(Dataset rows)
----

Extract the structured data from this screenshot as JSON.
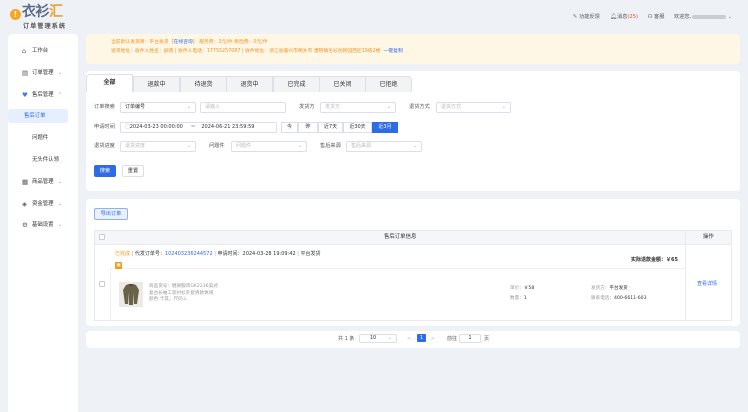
{
  "logo": {
    "main_1": "衣衫",
    "main_2": "汇",
    "subtitle": "订单管理系统"
  },
  "header": {
    "feedback": "功能反馈",
    "messages": "消息",
    "message_count": "(25)",
    "service": "客服",
    "welcome": "欢迎您,"
  },
  "sidebar": {
    "workbench": "工作台",
    "orders": "订单管理",
    "after_sales": "售后管理",
    "after_sales_orders": "售后订单",
    "problem_items": "问题件",
    "unowned_claim": "无头件认领",
    "products": "商品管理",
    "funds": "资金管理",
    "basic_settings": "基础设置"
  },
  "notice": {
    "line1_a": "当前默认发货商：",
    "line1_b": "平台发货",
    "line1_c": "[",
    "line1_link": "在线咨询",
    "line1_d": "]",
    "line1_e": "服务费：3元/件",
    "line1_f": "质检费：0元/件",
    "line2_a": "退货地址：收件人姓名：颜南",
    "line2_b": "收件人电话：17755257087",
    "line2_c": "收件地址：浙江省嘉兴市桐乡市 濮院镇毛衫创新园西区19栋2楼",
    "line2_link": "一键复制"
  },
  "tabs": [
    "全部",
    "退款中",
    "待退货",
    "退货中",
    "已完成",
    "已关闭",
    "已拒绝"
  ],
  "filters": {
    "order_search_label": "订单搜索",
    "order_search_select": "订单编号",
    "order_search_placeholder": "请输入",
    "sender_label": "发货方",
    "sender_placeholder": "发货方",
    "return_method_label": "退货方式",
    "return_method_placeholder": "退货方式",
    "apply_time_label": "申请时间",
    "start_date": "2024-03-23 00:00:00",
    "date_sep": "~",
    "end_date": "2024-06-21 23:59:59",
    "quick_ranges": [
      "今",
      "昨",
      "近7天",
      "近30天",
      "近3月"
    ],
    "return_progress_label": "退货进度",
    "return_progress_placeholder": "退货进度",
    "problem_label": "问题件",
    "problem_placeholder": "问题件",
    "source_label": "售后来源",
    "source_placeholder": "售后来源",
    "search_btn": "搜索",
    "reset_btn": "重置"
  },
  "table": {
    "export_btn": "导出订单",
    "col_info": "售后订单信息",
    "col_action": "操作",
    "rows": [
      {
        "status": "已完成",
        "order_label": "代发订单号：",
        "order_no": "102403236244572",
        "apply_label": "申请时间：",
        "apply_time": "2024-03-28 19:09:42",
        "shipper": "平台发货",
        "refund_label": "实际退款金额：",
        "refund": "￥65",
        "item_code": "商品货号：糖果服饰GK2236美式",
        "item_title": "复古长袖工装衬衫外套男款休闲",
        "item_spec": "颜色:卡其；尺码:L",
        "unit_price_label": "单价：",
        "unit_price": "￥58",
        "qty_label": "数量：",
        "qty": "1",
        "shipper2_label": "发货方：",
        "shipper2": "平台发货",
        "phone_label": "联系电话：",
        "phone": "400-6611-603",
        "action": "查看详情"
      }
    ]
  },
  "pager": {
    "total": "共 1 条",
    "page_size": "10",
    "prev": "<",
    "current": "1",
    "next": ">",
    "goto_label": "前往",
    "goto_value": "1",
    "page_unit": "页"
  },
  "colors": {
    "primary": "#2e6be6",
    "warning": "#f5a623",
    "background": "#eef1f6"
  }
}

----

### [TASK DETAILS]
Restate the entire listing word for word, excluding pictures.

### [TASK ANSWER]
Extract the structured data from this screenshot as JSON.
{
  "logo": {
    "main_1": "衣衫",
    "main_2": "汇",
    "subtitle": "订单管理系统"
  },
  "header": {
    "feedback": "功能反馈",
    "messages": "消息",
    "message_count": "(25)",
    "service": "客服",
    "welcome": "欢迎您,"
  },
  "sidebar": {
    "workbench": "工作台",
    "orders": "订单管理",
    "after_sales": "售后管理",
    "after_sales_orders": "售后订单",
    "problem_items": "问题件",
    "unowned_claim": "无头件认领",
    "products": "商品管理",
    "funds": "资金管理",
    "basic_settings": "基础设置"
  },
  "notice": {
    "line1_a": "当前默认发货商：",
    "line1_b": "平台发货",
    "line1_c": "[",
    "line1_link": "在线咨询",
    "line1_d": "]",
    "line1_e": "服务费：3元/件",
    "line1_f": "质检费：0元/件",
    "line2_a": "退货地址：收件人姓名：颜南",
    "line2_b": "收件人电话：17755257087",
    "line2_c": "收件地址：浙江省嘉兴市桐乡市 濮院镇毛衫创新园西区19栋2楼",
    "line2_link": "一键复制"
  },
  "tabs": [
    "全部",
    "退款中",
    "待退货",
    "退货中",
    "已完成",
    "已关闭",
    "已拒绝"
  ],
  "filters": {
    "order_search_label": "订单搜索",
    "order_search_select": "订单编号",
    "order_search_placeholder": "请输入",
    "sender_label": "发货方",
    "sender_placeholder": "发货方",
    "return_method_label": "退货方式",
    "return_method_placeholder": "退货方式",
    "apply_time_label": "申请时间",
    "start_date": "2024-03-23 00:00:00",
    "date_sep": "~",
    "end_date": "2024-06-21 23:59:59",
    "quick_ranges": [
      "今",
      "昨",
      "近7天",
      "近30天",
      "近3月"
    ],
    "return_progress_label": "退货进度",
    "return_progress_placeholder": "退货进度",
    "problem_label": "问题件",
    "problem_placeholder": "问题件",
    "source_label": "售后来源",
    "source_placeholder": "售后来源",
    "search_btn": "搜索",
    "reset_btn": "重置"
  },
  "table": {
    "export_btn": "导出订单",
    "col_info": "售后订单信息",
    "col_action": "操作",
    "rows": [
      {
        "status": "已完成",
        "order_label": "代发订单号：",
        "order_no": "102403236244572",
        "apply_label": "申请时间：",
        "apply_time": "2024-03-28 19:09:42",
        "shipper": "平台发货",
        "refund_label": "实际退款金额：",
        "refund": "￥65",
        "item_code": "商品货号：糖果服饰GK2236美式",
        "item_title": "复古长袖工装衬衫外套男款休闲",
        "item_spec": "颜色:卡其；尺码:L",
        "unit_price_label": "单价：",
        "unit_price": "￥58",
        "qty_label": "数量：",
        "qty": "1",
        "shipper2_label": "发货方：",
        "shipper2": "平台发货",
        "phone_label": "联系电话：",
        "phone": "400-6611-603",
        "action": "查看详情"
      }
    ]
  },
  "pager": {
    "total": "共 1 条",
    "page_size": "10",
    "prev": "<",
    "current": "1",
    "next": ">",
    "goto_label": "前往",
    "goto_value": "1",
    "page_unit": "页"
  },
  "colors": {
    "primary": "#2e6be6",
    "warning": "#f5a623",
    "background": "#eef1f6"
  }
}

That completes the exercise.